- **Excerpt to read**
# WGSDs...



## Saratm_93 (Oct 24, 2012)

So my husband and i have an 8month old black/tan female GSD. and in the next 6 months or so were thinking about getting another one (you cant have just one you know. lol) a couple years ago i fell in LOVE with the White GSD, and we've been looking into breeders in florida. we have talked to a couple of non-WGSD breeders and one of them have told us that WGSDs get a bad skin condition because of the almost constant heat in florida. And i guess I'm just wondering if theres any truth to this, I've looked online and haven't found any truth to it but i figured one or two of you could shed a little light on the fact.


----------



## Whiteshepherds (Aug 21, 2010)

Saratm_93 said:


> couple of non-WGSD breeders and one of them have told us that WGSDs get a bad skin condition because of the almost constant heat in florida. And i guess I'm just wondering if theres any truth to this, I've looked online and haven't found any truth to it but i figured one or two of you could shed a little light on the fact.


We don't live in Florida but our summers can be pretty hot. None of our whites have ever gotten a skin condition because of the sun.


----------



## arycrest (Feb 28, 2006)

I've lived in Central Florida for over 16 years ... have had 5 WGSDs down here, none have had any problems with their skin or the heat. I also had a white mutt that had some GSD in him and he didn't have any problems either. Good luck and hope you find a great pup!!!


----------

- **Problem description**
From the thread about white German shepherds in Florida, write out word for word the passage starting with "## arycrest (Feb" and going on through "a great pup!!!".

- **Data lines**
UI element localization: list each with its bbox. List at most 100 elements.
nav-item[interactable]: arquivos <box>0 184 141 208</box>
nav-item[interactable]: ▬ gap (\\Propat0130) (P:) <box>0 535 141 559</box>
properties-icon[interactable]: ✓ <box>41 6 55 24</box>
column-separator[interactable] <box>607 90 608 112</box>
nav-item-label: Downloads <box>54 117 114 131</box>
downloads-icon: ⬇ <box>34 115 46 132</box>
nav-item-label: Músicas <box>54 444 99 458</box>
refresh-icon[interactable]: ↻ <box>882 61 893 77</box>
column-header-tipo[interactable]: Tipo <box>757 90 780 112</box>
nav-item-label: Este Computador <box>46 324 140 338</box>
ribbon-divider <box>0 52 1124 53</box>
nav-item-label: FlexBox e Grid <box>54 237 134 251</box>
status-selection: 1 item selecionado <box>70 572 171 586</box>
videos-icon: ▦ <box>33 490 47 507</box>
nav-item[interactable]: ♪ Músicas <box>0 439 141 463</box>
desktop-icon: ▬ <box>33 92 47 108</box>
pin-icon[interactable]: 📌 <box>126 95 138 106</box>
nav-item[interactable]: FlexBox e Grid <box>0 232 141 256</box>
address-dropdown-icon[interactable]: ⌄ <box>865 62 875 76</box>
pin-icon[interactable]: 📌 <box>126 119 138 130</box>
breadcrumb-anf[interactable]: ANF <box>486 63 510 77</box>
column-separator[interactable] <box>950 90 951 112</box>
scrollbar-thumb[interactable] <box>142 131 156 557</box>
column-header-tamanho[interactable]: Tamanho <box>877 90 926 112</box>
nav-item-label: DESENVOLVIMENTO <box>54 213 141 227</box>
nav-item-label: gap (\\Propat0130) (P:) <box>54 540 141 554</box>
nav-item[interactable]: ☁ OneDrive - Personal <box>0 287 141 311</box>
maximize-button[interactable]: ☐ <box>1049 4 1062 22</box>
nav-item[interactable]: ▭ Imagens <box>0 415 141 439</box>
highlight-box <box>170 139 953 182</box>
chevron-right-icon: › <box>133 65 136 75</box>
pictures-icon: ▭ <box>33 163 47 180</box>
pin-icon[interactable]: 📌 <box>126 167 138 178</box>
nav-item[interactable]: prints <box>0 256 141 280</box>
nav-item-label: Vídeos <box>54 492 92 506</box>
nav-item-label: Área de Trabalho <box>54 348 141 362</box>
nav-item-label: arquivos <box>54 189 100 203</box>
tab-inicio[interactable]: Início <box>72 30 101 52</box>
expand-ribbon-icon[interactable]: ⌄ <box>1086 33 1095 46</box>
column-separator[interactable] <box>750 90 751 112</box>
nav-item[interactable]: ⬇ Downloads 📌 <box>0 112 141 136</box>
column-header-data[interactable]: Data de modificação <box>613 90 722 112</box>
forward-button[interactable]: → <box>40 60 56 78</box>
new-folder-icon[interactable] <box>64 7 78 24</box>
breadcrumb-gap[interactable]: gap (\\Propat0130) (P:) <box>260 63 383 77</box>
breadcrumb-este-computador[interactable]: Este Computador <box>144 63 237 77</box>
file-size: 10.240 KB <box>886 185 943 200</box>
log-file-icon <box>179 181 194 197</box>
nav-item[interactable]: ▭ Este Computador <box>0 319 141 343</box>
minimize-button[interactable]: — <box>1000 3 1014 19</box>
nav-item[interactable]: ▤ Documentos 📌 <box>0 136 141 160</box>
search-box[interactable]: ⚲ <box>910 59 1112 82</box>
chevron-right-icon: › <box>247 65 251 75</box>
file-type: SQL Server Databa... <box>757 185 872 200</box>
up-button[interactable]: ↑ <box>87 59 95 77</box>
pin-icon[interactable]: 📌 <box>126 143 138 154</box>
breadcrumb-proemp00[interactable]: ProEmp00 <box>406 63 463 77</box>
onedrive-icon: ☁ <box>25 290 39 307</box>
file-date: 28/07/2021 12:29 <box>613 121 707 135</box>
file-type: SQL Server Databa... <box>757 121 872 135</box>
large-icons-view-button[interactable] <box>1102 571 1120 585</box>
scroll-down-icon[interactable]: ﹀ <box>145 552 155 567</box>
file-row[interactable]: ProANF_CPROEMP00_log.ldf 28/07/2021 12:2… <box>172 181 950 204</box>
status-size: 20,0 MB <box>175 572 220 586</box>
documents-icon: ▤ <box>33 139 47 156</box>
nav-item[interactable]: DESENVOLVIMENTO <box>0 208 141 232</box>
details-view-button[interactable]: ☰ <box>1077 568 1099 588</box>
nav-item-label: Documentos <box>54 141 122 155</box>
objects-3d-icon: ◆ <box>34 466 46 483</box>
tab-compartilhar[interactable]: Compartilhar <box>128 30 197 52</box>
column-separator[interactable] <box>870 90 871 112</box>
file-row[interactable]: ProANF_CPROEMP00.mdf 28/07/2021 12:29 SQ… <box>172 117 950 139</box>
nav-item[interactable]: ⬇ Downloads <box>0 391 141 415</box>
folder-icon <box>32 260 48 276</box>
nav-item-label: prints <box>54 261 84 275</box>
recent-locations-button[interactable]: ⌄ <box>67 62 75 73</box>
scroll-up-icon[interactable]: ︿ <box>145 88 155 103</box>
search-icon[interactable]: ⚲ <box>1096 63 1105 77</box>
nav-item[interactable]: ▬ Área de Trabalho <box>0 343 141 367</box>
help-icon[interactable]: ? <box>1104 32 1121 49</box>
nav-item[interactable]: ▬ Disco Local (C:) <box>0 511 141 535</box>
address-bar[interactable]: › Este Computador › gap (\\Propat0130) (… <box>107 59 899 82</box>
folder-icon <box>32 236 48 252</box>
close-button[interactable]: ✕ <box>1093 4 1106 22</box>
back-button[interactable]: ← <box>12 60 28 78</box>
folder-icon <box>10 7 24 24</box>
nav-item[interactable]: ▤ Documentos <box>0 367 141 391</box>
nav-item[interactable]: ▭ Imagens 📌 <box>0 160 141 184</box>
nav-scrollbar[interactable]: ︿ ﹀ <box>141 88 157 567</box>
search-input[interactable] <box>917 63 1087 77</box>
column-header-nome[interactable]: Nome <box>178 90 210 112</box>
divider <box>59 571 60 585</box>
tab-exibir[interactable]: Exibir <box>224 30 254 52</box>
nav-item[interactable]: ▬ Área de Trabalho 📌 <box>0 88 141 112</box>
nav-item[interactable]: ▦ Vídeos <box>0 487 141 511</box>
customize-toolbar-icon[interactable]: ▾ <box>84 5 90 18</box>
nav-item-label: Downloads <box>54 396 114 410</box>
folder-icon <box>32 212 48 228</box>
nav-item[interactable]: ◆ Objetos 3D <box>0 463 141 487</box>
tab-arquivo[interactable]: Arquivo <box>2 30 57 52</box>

- **Result of the exercise**
## arycrest (Feb 28, 2006)

I've lived in Central Florida for over 16 years ... have had 5 WGSDs down here, none have had any problems with their skin or the heat. I also had a white mutt that had some GSD in him and he didn't have any problems either. Good luck and hope you find a great pup!!!